REQUIRED WORK:
Would you return all of this data exactly, leaving nothing out?

** BEGIN RECORDS SUPPLIED **

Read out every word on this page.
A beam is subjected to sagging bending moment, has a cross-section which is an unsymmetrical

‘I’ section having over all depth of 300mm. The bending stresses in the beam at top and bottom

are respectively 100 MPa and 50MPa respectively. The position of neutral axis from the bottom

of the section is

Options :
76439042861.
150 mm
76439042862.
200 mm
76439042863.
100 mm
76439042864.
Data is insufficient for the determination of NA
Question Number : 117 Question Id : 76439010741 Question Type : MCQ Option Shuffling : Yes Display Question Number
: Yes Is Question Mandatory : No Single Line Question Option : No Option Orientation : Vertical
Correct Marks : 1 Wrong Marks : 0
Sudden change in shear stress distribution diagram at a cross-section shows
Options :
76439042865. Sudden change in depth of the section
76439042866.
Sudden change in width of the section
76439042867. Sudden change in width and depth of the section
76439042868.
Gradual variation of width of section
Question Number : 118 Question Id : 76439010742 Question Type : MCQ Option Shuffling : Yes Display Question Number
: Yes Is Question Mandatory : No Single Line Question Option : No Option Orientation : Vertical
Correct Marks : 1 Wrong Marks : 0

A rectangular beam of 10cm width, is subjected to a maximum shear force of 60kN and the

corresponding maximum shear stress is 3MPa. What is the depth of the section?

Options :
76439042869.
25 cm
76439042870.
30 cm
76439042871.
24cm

** END RECORDS SUPPLIED **

WORKED SOLUTION:
Read out every word on this page.
A beam is subjected to sagging bending moment, has a cross-section which is an unsymmetrical

‘I’ section having over all depth of 300mm. The bending stresses in the beam at top and bottom

are respectively 100 MPa and 50MPa respectively. The position of neutral axis from the bottom

of the section is

Options :
76439042861.
150 mm
76439042862.
200 mm
76439042863.
100 mm
76439042864.
Data is insufficient for the determination of NA
Question Number : 117 Question Id : 76439010741 Question Type : MCQ Option Shuffling : Yes Display Question Number
: Yes Is Question Mandatory : No Single Line Question Option : No Option Orientation : Vertical
Correct Marks : 1 Wrong Marks : 0
Sudden change in shear stress distribution diagram at a cross-section shows
Options :
76439042865. Sudden change in depth of the section
76439042866.
Sudden change in width of the section
76439042867. Sudden change in width and depth of the section
76439042868.
Gradual variation of width of section
Question Number : 118 Question Id : 76439010742 Question Type : MCQ Option Shuffling : Yes Display Question Number
: Yes Is Question Mandatory : No Single Line Question Option : No Option Orientation : Vertical
Correct Marks : 1 Wrong Marks : 0

A rectangular beam of 10cm width, is subjected to a maximum shear force of 60kN and the

corresponding maximum shear stress is 3MPa. What is the depth of the section?

Options :
76439042869.
25 cm
76439042870.
30 cm
76439042871.
24cm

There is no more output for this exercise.